+++ DATA EXTRACT +++
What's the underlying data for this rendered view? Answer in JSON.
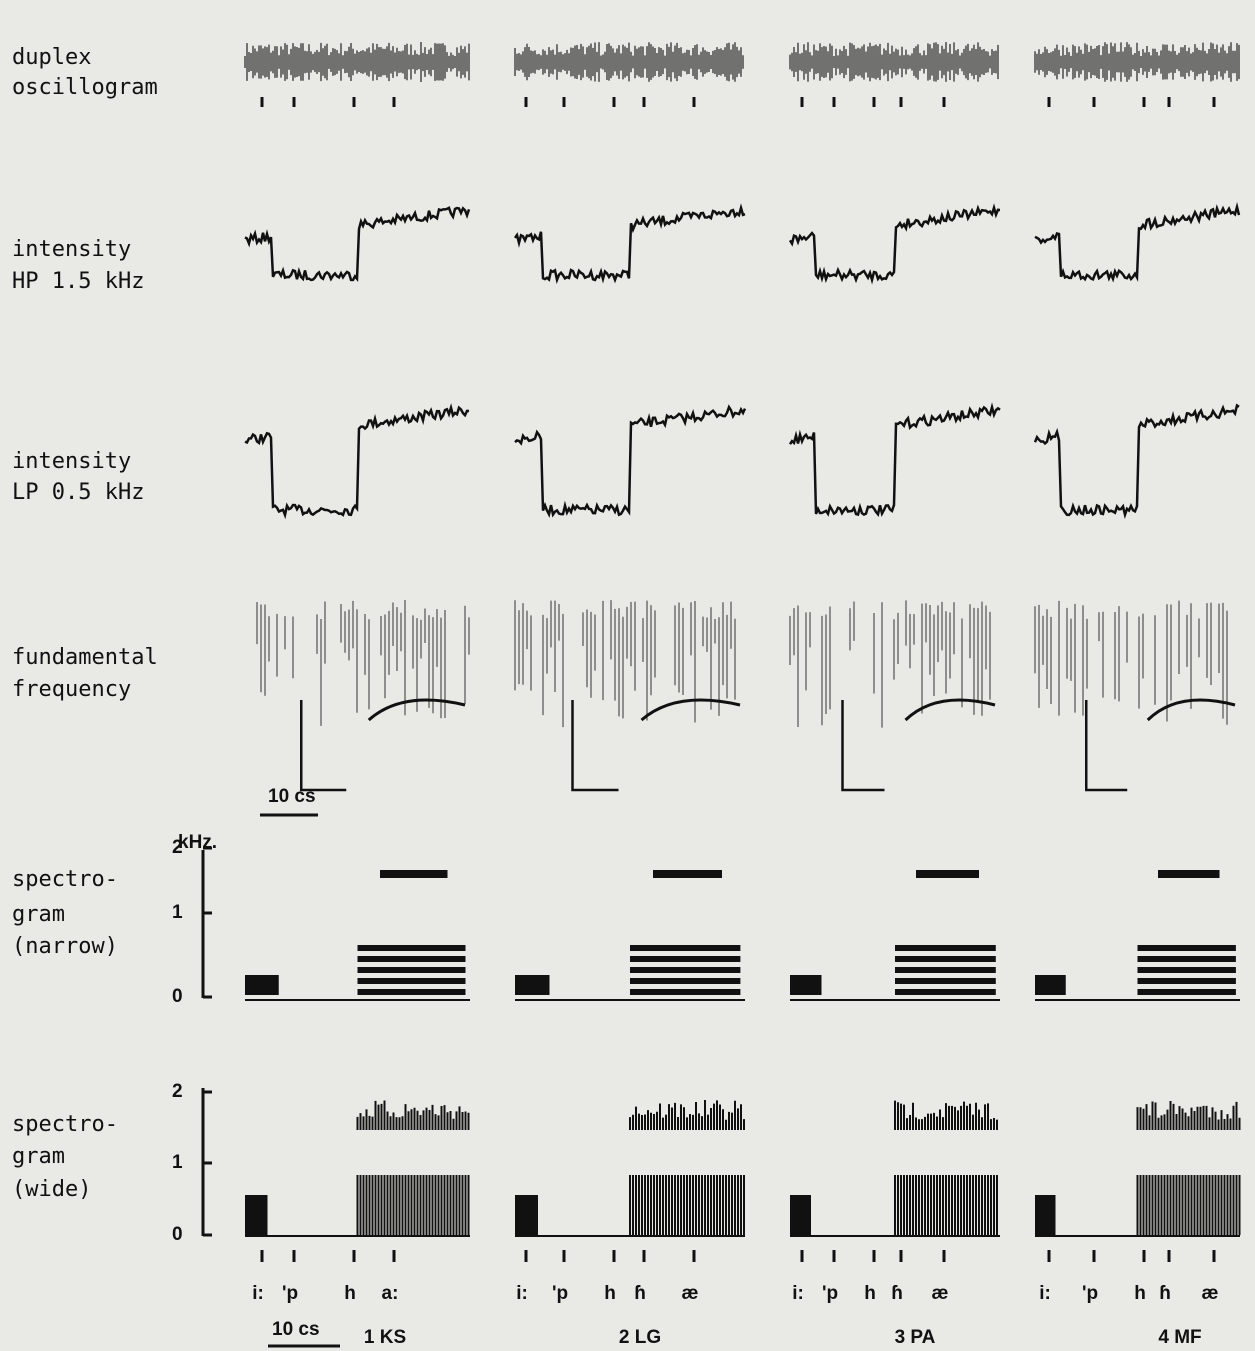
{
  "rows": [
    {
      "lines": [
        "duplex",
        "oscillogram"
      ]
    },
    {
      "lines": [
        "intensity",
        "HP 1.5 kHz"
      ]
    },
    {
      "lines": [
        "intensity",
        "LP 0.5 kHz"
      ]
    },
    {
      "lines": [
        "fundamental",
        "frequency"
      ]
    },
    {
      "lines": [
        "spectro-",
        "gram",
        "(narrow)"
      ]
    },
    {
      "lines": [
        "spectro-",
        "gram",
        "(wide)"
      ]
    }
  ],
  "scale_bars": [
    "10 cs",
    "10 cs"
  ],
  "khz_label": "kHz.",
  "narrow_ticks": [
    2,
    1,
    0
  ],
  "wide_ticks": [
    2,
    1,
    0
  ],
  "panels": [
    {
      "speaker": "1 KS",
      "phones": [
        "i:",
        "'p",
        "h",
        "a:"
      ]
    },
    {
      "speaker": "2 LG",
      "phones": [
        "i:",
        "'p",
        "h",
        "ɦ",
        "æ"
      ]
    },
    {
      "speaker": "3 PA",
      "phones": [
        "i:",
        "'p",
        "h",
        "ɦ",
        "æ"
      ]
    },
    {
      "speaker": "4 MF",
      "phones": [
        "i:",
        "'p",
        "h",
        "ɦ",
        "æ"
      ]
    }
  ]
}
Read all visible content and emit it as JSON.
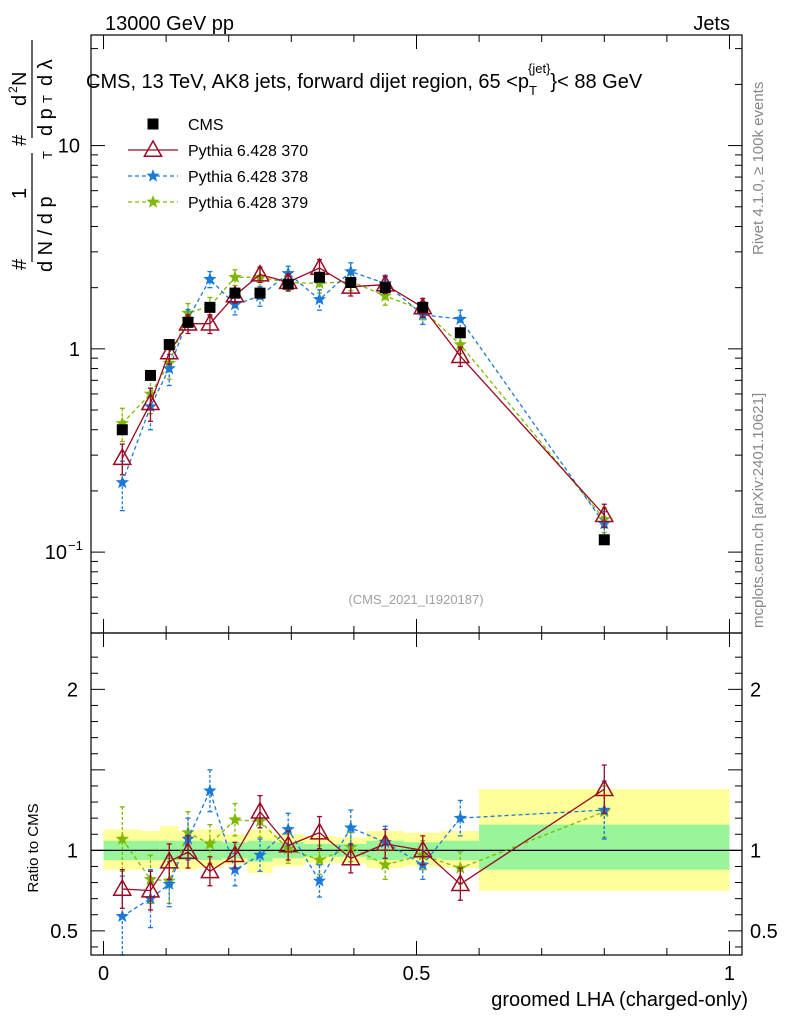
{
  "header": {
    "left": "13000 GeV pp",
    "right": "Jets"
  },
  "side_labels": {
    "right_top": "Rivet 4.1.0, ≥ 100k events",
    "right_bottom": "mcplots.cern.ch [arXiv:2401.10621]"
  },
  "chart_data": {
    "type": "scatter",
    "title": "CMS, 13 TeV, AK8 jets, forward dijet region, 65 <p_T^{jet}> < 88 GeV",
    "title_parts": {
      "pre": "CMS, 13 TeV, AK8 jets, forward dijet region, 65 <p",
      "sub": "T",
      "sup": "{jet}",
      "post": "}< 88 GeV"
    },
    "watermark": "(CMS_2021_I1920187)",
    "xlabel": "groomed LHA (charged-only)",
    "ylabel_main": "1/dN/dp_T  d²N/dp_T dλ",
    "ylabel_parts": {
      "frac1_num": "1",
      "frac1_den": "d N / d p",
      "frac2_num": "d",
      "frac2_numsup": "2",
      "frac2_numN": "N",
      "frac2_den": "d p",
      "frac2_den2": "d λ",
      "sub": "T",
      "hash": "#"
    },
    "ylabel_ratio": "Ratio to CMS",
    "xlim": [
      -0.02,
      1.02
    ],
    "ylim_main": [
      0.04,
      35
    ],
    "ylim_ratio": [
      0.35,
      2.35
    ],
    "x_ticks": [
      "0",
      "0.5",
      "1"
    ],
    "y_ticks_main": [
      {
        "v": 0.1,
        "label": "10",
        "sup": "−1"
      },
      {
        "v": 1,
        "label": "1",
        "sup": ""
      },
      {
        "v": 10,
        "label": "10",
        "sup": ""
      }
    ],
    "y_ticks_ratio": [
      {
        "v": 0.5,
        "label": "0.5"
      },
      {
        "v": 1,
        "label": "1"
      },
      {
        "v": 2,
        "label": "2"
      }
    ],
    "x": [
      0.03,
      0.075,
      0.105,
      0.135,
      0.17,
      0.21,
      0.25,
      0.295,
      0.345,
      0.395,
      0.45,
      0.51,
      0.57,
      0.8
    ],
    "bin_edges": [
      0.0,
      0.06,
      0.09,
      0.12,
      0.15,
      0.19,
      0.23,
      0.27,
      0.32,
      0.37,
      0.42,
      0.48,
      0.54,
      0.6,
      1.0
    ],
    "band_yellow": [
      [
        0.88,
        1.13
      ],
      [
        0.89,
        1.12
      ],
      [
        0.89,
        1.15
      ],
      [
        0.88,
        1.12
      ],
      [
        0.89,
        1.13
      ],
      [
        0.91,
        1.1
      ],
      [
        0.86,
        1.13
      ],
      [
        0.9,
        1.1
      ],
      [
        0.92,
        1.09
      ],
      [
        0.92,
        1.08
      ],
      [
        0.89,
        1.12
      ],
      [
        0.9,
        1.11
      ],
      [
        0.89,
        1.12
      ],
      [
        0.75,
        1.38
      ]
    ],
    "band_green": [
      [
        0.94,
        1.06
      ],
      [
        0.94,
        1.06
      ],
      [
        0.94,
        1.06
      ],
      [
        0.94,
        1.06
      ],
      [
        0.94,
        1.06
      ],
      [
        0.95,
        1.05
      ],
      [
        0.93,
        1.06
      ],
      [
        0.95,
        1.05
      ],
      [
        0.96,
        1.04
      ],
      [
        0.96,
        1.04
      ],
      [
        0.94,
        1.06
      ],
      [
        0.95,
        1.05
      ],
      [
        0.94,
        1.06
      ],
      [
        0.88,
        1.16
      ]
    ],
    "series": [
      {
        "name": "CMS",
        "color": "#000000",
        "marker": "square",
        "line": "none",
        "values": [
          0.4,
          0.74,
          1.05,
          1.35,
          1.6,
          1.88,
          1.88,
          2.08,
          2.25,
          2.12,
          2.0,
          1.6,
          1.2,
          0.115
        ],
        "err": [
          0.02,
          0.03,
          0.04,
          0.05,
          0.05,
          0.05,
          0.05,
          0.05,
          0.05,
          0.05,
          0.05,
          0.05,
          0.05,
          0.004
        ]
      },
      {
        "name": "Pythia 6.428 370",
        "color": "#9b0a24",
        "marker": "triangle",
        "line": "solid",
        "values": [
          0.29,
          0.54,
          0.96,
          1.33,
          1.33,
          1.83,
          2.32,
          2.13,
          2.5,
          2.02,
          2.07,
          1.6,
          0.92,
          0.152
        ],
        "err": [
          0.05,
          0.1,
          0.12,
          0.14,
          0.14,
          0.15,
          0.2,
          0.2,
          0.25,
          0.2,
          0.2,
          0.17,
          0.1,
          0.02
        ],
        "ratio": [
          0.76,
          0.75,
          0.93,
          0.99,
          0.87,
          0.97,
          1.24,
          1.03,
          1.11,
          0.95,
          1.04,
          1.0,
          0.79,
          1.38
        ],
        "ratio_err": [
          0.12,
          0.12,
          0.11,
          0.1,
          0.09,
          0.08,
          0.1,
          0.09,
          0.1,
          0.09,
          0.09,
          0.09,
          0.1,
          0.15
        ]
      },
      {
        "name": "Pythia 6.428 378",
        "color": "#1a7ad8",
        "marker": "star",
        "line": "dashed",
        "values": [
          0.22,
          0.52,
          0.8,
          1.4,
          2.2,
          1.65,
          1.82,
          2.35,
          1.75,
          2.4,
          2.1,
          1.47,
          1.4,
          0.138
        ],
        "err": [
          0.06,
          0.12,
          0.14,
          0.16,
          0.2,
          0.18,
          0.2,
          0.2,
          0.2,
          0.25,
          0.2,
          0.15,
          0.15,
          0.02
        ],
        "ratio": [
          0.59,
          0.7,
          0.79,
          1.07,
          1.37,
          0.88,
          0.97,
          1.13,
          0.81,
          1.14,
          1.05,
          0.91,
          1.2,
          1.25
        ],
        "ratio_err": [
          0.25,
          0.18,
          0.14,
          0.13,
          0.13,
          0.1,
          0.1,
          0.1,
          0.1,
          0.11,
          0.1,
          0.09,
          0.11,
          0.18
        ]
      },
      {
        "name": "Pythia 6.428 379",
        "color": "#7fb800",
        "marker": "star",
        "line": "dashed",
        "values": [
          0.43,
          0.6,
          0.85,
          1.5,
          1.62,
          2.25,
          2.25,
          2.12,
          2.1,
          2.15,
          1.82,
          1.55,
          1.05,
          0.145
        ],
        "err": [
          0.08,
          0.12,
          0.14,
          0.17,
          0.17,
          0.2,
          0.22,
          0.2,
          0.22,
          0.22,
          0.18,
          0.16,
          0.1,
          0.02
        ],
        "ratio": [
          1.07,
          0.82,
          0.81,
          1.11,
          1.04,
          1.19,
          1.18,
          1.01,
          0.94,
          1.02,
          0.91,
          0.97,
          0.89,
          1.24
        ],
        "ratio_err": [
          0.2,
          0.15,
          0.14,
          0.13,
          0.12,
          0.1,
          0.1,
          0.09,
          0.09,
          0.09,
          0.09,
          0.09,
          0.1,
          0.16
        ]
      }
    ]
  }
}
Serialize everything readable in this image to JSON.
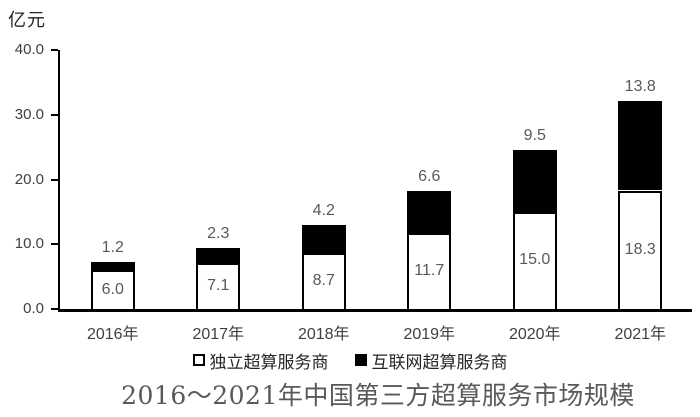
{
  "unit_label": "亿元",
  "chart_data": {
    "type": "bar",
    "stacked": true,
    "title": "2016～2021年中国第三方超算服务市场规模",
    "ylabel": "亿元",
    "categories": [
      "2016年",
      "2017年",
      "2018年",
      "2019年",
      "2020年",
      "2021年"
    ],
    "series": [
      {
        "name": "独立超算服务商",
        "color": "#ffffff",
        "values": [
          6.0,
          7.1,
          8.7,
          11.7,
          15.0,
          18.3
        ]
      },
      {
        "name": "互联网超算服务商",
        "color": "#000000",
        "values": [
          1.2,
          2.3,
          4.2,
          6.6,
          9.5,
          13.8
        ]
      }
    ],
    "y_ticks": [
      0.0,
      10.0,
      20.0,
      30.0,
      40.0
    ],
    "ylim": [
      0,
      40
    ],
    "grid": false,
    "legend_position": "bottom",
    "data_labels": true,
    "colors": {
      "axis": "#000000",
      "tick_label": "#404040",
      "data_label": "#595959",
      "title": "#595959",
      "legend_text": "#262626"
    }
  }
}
+++
Copy every line in the entries above that has the string "Pythia" in it.

◆ TASK ANSWER
        "name": "Pythia 6.428 370",
        "name": "Pythia 6.428 378",
        "name": "Pythia 6.428 379",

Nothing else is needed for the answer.